Extracted data entries:
____________
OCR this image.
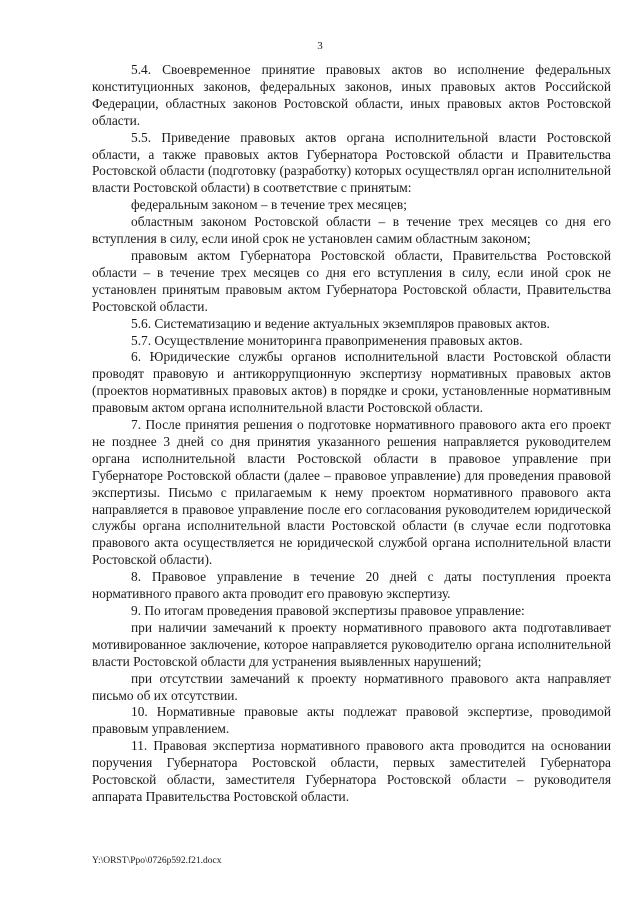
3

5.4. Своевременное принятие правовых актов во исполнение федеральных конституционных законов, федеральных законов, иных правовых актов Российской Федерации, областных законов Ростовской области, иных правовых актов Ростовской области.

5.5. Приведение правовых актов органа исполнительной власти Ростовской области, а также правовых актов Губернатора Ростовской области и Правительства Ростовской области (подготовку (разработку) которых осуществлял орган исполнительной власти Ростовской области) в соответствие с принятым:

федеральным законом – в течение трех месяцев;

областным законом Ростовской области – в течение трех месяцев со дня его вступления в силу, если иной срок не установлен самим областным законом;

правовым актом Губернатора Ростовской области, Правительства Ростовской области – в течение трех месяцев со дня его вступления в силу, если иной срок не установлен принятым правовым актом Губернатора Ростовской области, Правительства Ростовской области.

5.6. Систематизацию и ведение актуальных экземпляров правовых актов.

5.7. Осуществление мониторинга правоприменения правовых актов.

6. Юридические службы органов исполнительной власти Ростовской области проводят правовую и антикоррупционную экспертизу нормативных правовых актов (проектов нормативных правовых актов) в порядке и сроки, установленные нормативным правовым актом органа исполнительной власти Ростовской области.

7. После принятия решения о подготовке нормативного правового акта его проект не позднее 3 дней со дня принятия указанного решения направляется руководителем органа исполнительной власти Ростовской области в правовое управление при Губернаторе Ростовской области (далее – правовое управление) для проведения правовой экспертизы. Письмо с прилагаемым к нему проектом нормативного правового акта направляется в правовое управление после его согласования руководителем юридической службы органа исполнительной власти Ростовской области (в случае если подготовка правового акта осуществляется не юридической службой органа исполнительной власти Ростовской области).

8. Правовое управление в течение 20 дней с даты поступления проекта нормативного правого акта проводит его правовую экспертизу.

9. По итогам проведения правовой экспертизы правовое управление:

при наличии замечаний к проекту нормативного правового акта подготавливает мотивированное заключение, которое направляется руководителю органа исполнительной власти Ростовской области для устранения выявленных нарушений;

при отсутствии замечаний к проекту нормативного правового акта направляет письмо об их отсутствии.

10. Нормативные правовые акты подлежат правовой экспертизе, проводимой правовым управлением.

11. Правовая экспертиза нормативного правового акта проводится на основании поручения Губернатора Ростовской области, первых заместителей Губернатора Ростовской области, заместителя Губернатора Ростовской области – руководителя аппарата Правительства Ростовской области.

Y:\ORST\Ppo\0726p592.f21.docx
____________
§ **Exercise directions**
Return every line in the listing that contains the word "правовой".

§ **Solution**
7. После принятия решения о подготовке нормативного правового акта его проект не позднее 3 дней со дня принятия указанного решения направляется руководителем органа исполнительной власти Ростовской области в правовое управление при Губернаторе Ростовской области (далее – правовое управление) для проведения правовой экспертизы. Письмо с прилагаемым к нему проектом нормативного правового акта направляется в правовое управление после его согласования руководителем юридической службы органа исполнительной власти Ростовской области (в случае если подготовка правового акта осуществляется не юридической службой органа исполнительной власти Ростовской области).
9. По итогам проведения правовой экспертизы правовое управление:
10. Нормативные правовые акты подлежат правовой экспертизе, проводимой правовым управлением.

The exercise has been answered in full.